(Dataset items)
++++

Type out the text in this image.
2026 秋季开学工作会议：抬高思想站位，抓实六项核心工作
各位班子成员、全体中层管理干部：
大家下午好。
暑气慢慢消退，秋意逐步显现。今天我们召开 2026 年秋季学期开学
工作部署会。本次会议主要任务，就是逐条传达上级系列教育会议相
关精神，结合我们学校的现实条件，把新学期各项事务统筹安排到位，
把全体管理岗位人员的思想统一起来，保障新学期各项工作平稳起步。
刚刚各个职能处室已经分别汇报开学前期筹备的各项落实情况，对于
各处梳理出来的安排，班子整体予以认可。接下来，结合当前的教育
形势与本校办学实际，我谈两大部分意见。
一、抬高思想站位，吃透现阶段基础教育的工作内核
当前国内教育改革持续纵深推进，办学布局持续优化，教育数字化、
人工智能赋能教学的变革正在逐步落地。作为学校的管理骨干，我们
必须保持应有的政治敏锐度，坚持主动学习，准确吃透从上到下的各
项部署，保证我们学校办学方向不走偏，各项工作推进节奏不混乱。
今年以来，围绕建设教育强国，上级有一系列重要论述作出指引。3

++++

Scan the material above for the string "抬高思想站位" and report each line where you find it.

Expected answer:
2026 秋季开学工作会议：抬高思想站位，抓实六项核心工作
一、抬高思想站位，吃透现阶段基础教育的工作内核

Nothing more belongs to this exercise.